Select from the data all lines with the word "Physical".

^^^^

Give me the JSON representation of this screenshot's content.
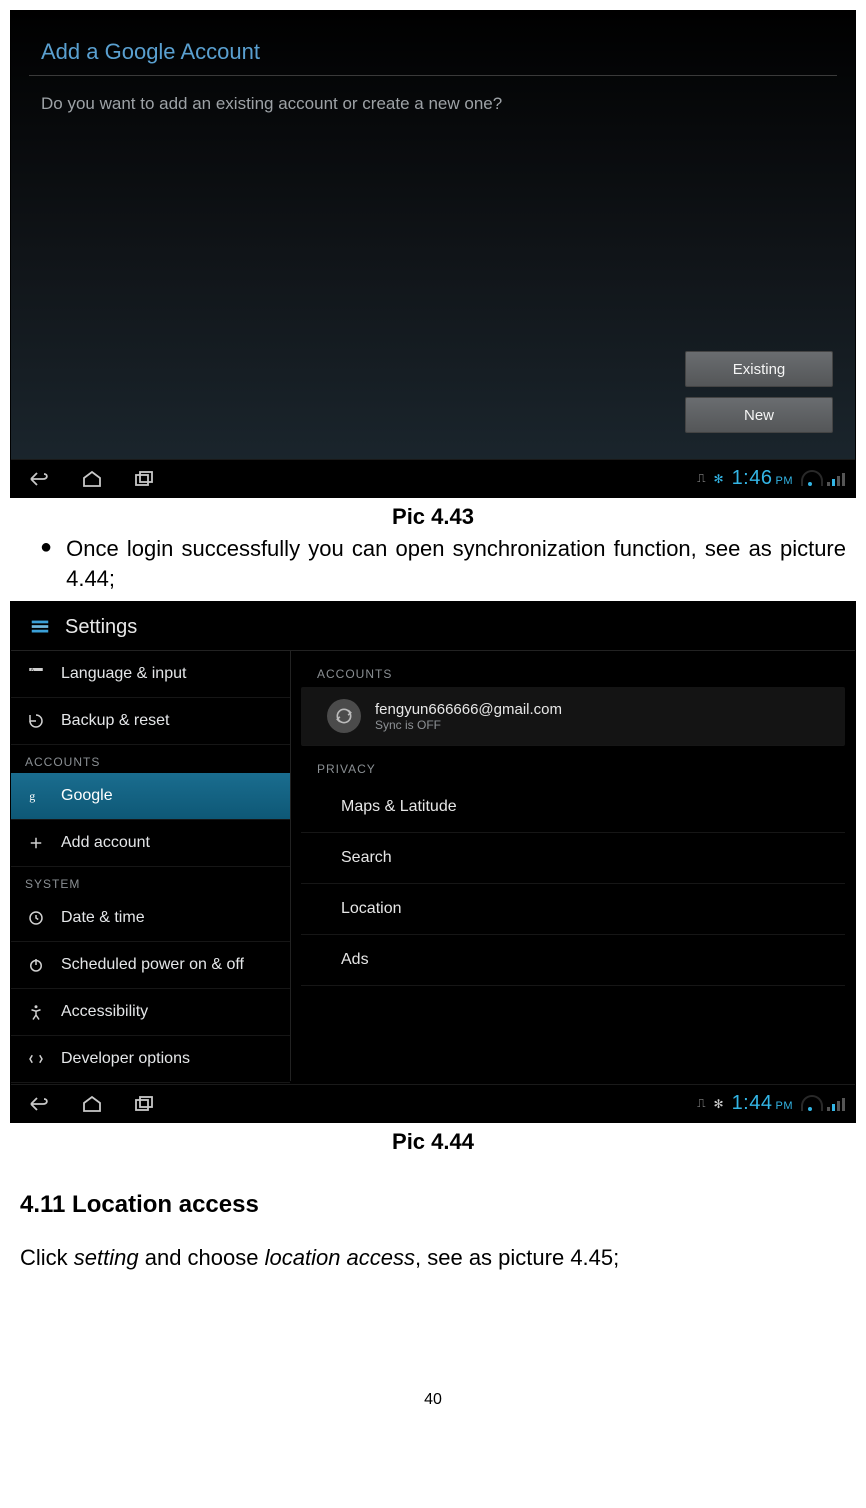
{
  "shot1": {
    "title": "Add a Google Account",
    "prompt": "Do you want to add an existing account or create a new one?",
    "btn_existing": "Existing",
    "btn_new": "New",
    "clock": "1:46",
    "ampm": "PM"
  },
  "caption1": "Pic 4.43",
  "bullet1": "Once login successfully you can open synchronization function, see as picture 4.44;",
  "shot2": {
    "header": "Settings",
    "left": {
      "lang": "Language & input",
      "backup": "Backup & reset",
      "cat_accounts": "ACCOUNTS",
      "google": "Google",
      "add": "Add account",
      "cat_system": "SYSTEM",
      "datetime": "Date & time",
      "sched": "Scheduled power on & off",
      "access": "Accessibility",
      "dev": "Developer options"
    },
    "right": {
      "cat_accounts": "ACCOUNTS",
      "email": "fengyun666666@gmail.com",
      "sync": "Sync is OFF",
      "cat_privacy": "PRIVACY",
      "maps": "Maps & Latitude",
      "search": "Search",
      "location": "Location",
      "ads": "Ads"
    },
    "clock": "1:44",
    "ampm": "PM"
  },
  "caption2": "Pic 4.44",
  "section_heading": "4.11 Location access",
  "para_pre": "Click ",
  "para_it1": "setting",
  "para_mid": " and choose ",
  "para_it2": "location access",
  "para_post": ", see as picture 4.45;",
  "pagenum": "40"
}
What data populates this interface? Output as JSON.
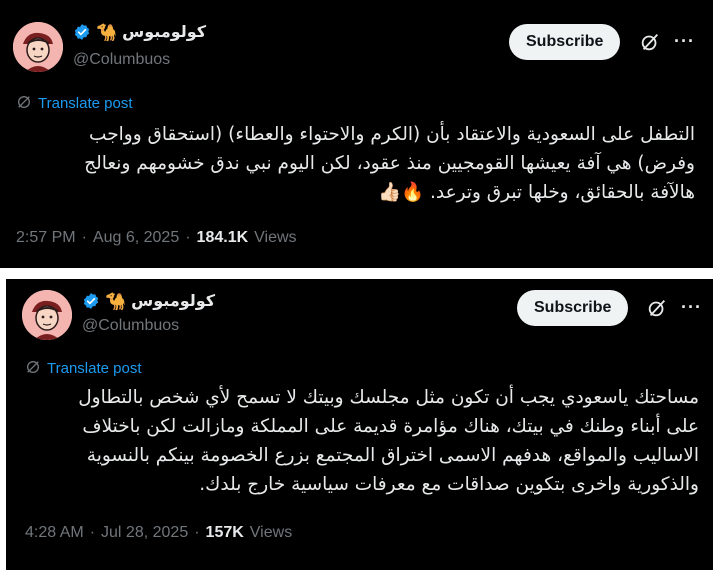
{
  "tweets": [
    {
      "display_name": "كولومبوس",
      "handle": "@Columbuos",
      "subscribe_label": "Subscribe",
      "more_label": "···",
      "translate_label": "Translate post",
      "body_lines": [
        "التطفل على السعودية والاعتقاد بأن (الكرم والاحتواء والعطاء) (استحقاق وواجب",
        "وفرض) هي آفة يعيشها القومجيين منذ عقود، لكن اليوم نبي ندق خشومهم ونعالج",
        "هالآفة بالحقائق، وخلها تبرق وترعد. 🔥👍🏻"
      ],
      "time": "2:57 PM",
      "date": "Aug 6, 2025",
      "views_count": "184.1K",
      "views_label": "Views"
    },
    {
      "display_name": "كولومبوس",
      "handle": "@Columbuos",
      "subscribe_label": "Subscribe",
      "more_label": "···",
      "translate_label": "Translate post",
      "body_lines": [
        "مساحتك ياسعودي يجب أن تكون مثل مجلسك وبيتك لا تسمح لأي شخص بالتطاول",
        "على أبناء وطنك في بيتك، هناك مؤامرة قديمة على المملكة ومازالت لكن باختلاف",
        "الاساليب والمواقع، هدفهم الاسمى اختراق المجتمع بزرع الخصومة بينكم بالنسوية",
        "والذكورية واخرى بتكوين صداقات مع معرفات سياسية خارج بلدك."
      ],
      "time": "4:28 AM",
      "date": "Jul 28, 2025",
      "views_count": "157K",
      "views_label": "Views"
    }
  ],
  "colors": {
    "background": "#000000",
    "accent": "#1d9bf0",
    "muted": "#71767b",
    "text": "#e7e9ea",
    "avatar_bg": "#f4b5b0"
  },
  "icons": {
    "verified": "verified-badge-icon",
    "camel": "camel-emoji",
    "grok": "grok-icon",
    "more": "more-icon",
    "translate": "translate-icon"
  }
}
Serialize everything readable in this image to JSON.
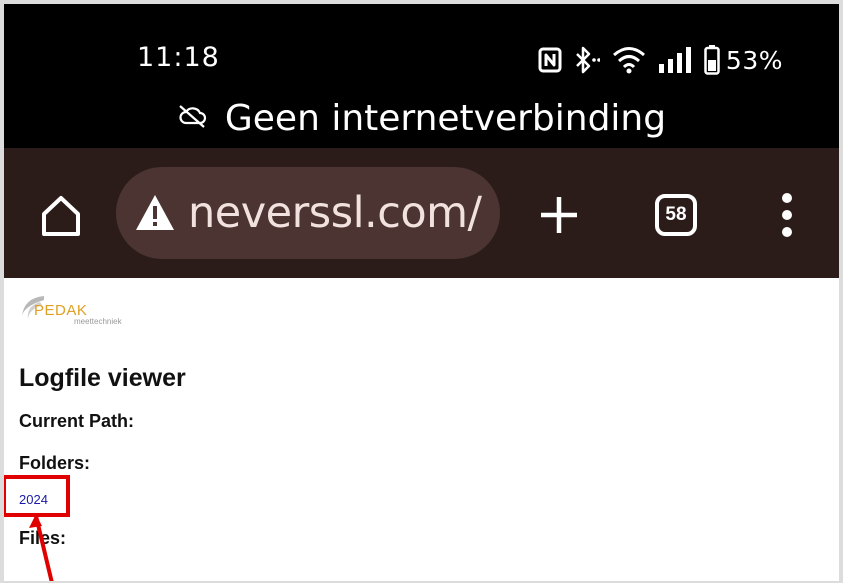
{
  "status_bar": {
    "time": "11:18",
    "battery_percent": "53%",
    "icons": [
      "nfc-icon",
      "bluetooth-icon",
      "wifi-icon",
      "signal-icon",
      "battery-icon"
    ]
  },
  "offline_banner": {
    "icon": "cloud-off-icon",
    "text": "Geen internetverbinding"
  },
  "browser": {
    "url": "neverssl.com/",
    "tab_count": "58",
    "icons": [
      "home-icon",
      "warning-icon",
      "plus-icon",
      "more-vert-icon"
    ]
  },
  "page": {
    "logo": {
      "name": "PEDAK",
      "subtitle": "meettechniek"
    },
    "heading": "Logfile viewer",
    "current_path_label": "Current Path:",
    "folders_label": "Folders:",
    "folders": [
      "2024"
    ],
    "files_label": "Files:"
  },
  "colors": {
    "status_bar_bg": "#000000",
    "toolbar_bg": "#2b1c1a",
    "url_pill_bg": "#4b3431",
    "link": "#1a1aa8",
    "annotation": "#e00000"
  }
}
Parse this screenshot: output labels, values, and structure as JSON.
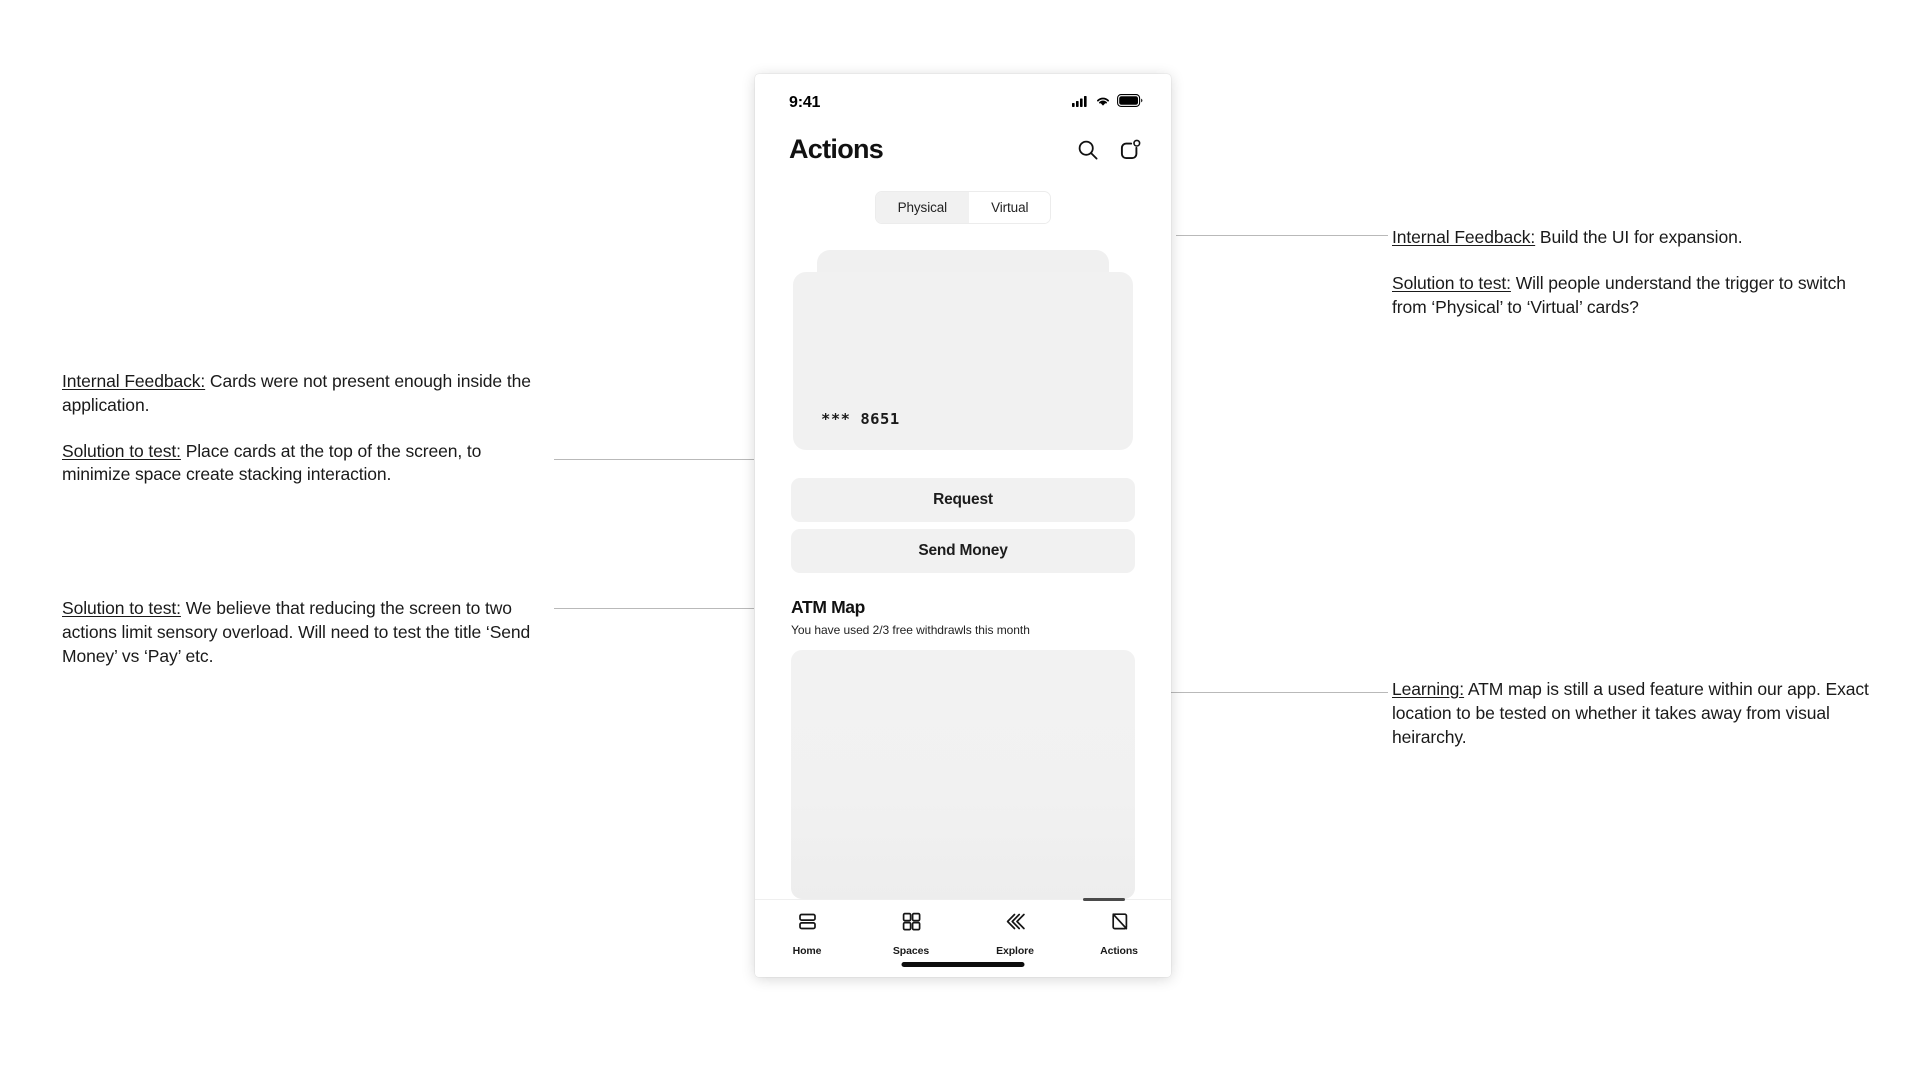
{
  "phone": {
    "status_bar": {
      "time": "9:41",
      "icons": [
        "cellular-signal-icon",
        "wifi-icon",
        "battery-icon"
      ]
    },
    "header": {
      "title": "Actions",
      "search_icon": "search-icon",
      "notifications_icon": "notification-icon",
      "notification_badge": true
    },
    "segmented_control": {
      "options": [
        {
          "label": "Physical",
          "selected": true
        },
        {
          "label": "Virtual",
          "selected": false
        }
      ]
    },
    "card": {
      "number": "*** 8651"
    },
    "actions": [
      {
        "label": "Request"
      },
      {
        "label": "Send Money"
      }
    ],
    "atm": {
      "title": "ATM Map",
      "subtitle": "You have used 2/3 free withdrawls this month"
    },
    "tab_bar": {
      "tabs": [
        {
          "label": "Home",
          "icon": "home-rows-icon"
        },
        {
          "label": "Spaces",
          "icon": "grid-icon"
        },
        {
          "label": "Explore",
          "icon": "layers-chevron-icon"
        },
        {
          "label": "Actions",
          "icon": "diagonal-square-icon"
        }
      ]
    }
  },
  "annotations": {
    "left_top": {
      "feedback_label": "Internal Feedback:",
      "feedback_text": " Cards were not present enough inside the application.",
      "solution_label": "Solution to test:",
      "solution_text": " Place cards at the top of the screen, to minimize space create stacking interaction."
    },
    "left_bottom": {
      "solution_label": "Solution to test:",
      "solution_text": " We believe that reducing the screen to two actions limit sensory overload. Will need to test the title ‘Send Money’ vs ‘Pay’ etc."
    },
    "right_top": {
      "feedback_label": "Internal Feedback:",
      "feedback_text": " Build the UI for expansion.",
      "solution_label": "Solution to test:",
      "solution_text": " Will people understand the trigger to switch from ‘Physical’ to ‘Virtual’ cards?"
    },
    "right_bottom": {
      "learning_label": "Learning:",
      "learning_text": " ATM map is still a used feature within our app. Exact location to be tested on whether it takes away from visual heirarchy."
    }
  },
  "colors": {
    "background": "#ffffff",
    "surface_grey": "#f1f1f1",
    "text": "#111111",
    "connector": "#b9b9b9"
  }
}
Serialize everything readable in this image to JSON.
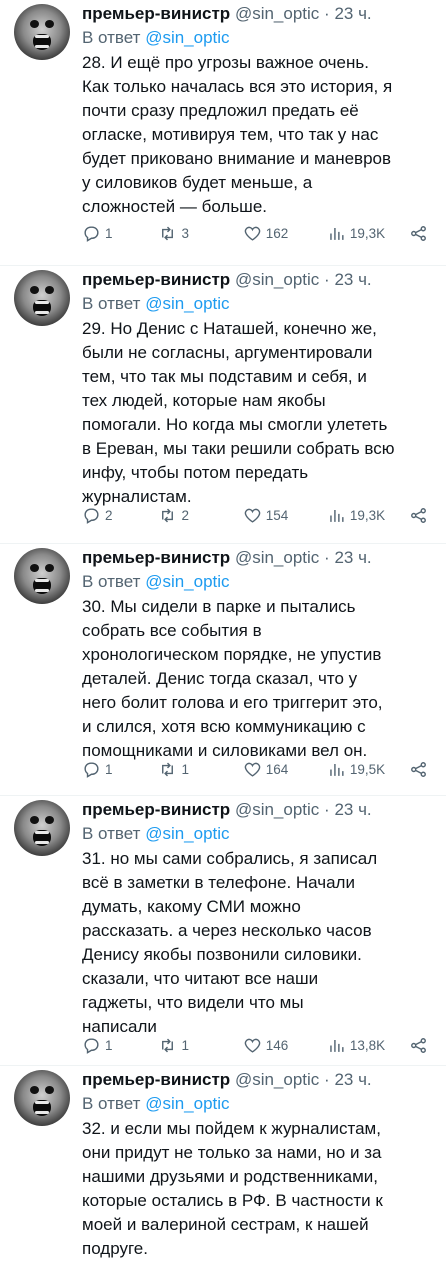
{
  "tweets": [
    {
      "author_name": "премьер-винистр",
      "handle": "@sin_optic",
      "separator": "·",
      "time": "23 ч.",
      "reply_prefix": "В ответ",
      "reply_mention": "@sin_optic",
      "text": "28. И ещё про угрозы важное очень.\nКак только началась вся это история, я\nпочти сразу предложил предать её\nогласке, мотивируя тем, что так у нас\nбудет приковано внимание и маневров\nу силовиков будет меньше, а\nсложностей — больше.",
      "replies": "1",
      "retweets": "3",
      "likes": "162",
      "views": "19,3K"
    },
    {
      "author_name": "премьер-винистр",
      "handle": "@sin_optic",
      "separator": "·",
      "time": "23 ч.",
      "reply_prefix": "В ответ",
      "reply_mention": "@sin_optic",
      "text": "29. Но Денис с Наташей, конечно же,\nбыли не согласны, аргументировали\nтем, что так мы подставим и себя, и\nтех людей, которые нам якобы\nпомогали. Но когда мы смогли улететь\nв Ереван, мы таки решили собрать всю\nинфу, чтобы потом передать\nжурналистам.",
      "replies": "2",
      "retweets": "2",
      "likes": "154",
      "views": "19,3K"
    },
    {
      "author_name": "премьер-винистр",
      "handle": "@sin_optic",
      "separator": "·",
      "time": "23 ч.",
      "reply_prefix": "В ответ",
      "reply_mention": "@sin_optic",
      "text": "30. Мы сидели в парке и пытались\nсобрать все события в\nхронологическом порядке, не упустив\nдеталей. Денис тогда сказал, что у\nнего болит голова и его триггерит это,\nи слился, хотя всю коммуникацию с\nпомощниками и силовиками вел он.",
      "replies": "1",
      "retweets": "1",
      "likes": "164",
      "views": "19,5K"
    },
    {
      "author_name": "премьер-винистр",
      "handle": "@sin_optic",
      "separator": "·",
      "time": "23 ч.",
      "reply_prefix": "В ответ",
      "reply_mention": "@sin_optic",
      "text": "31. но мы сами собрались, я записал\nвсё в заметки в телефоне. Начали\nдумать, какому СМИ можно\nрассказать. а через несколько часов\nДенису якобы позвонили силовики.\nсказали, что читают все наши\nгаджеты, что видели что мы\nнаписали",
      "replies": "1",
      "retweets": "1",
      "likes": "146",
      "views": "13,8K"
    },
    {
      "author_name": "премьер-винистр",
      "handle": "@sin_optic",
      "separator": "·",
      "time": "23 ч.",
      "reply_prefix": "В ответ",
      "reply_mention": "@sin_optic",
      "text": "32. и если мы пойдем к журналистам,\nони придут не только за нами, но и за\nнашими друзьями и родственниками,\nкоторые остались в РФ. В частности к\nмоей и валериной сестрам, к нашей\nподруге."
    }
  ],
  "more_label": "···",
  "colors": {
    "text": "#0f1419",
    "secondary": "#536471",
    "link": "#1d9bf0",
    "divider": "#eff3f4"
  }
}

^^^^

Response to this exercise:
          "label": "Physical",
      "solution_text": " Will people understand the trigger to switch from ‘Physical’ to ‘Virtual’ cards?"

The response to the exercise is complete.